▸ **GOAL**
Search the records for the word "Muestra" and report each line that has it.

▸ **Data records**
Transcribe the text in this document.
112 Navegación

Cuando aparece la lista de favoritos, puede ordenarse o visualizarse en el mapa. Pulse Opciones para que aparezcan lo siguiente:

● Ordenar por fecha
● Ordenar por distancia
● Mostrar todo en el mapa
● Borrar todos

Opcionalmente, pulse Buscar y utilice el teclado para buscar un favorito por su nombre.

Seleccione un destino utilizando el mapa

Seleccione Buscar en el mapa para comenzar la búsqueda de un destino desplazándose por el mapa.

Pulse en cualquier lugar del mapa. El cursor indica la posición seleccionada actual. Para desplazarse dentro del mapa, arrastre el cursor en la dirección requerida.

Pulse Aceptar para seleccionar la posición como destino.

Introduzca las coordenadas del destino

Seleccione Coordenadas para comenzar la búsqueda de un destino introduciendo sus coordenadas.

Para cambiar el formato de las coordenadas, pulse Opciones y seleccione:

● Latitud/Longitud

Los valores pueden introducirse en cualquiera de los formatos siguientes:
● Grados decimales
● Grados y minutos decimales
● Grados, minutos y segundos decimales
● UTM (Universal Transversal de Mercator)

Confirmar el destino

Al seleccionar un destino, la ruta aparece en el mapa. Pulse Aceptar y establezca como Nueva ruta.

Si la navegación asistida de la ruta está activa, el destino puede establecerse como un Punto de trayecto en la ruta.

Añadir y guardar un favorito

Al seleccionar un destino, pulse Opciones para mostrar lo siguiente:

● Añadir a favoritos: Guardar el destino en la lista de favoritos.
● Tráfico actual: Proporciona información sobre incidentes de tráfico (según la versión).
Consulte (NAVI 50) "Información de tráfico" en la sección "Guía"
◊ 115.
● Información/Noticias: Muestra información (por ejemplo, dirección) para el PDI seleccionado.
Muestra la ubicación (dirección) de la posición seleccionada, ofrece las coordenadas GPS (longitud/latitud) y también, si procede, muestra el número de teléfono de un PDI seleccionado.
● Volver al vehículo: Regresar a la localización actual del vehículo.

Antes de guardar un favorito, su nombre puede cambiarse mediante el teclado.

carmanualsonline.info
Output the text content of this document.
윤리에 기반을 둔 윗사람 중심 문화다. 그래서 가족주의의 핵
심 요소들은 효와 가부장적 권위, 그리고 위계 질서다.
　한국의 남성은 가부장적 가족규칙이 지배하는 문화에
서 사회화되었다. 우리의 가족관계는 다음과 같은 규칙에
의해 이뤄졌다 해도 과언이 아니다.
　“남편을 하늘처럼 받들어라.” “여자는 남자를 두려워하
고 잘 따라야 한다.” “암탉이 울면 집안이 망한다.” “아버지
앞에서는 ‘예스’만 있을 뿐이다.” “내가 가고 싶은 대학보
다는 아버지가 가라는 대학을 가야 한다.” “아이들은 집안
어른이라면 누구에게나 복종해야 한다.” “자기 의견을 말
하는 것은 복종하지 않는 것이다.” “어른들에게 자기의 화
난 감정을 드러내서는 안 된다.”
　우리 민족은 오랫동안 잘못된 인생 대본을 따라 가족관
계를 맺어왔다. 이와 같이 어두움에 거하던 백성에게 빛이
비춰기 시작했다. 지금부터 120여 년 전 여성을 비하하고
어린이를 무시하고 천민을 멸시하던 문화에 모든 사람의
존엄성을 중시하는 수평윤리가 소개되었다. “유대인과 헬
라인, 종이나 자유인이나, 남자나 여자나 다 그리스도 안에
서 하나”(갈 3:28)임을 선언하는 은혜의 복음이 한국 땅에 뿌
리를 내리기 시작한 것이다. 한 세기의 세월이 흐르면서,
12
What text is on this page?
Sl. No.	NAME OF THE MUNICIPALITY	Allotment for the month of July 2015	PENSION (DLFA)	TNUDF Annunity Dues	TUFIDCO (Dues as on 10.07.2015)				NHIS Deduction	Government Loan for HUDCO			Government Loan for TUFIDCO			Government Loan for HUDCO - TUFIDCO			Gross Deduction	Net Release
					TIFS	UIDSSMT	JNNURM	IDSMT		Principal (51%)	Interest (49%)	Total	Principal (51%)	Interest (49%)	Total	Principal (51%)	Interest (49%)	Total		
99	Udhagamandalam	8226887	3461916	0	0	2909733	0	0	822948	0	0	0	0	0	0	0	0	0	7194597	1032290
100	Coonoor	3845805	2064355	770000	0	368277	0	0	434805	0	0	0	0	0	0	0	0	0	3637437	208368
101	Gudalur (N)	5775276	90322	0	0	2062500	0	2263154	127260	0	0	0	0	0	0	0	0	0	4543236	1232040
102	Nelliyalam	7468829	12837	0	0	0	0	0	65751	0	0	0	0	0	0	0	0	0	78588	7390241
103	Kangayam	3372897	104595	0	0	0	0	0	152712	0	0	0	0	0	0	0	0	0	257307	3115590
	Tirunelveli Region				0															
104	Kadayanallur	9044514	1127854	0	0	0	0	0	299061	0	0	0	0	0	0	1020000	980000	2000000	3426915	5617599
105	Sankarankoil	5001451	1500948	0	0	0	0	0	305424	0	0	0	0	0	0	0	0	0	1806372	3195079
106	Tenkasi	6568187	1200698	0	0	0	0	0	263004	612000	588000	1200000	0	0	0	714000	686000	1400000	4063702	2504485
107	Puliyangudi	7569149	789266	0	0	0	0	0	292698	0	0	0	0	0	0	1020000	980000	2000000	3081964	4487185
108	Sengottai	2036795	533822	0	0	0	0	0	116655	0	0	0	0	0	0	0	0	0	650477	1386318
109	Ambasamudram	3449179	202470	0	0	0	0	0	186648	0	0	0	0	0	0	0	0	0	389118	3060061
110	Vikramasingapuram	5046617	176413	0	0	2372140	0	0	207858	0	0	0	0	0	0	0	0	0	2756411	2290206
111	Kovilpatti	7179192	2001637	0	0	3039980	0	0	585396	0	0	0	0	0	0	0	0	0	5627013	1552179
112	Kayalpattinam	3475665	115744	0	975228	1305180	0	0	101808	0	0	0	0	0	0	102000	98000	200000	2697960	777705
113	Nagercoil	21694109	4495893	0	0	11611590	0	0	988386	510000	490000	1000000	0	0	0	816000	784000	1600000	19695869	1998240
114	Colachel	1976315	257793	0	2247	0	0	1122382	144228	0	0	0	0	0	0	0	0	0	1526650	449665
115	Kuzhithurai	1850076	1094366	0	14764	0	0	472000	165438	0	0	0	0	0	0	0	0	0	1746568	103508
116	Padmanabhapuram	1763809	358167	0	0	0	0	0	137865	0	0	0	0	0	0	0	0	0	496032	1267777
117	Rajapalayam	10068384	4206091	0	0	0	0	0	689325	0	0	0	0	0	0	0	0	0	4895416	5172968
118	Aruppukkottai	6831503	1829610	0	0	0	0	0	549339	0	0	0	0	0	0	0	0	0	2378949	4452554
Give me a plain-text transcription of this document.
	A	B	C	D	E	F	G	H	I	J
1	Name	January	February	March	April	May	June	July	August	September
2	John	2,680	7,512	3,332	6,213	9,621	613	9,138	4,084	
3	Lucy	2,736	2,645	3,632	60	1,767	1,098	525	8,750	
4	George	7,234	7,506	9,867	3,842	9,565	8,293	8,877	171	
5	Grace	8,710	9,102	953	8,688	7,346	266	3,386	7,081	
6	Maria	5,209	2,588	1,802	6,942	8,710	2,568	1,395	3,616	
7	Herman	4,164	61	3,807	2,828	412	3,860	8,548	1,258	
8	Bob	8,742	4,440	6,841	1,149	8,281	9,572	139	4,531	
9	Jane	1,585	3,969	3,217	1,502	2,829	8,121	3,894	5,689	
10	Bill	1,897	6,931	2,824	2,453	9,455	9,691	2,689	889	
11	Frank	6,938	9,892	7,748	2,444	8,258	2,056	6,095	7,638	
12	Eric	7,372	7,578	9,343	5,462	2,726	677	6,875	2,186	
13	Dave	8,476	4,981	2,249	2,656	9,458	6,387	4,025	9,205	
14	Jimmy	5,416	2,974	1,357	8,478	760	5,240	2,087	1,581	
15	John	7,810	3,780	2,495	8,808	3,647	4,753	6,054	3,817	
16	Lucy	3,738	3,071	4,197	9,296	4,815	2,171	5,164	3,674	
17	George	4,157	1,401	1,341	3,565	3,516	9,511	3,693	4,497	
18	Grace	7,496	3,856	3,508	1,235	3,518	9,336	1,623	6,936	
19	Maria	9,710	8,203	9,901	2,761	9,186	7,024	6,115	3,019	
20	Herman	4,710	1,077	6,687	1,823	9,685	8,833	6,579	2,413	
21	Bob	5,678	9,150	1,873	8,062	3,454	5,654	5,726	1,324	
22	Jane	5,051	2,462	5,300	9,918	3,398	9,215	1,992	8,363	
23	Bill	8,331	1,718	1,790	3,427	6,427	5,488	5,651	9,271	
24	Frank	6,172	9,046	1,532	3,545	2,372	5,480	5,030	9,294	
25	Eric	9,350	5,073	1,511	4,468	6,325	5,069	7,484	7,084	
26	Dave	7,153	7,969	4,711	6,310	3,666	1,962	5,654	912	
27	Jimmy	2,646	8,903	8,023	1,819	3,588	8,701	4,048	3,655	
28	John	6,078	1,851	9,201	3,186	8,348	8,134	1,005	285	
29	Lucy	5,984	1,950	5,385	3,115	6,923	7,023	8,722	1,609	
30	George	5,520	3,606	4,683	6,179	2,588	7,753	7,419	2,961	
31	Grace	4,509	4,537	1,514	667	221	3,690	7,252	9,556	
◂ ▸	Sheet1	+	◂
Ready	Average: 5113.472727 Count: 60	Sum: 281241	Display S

▸ **WRITTEN RESPONSE**
● Información/Noticias: Muestra información (por ejemplo, dirección) para el PDI seleccionado.
Muestra la ubicación (dirección) de la posición seleccionada, ofrece las coordenadas GPS (longitud/latitud) y también, si procede, muestra el número de teléfono de un PDI seleccionado.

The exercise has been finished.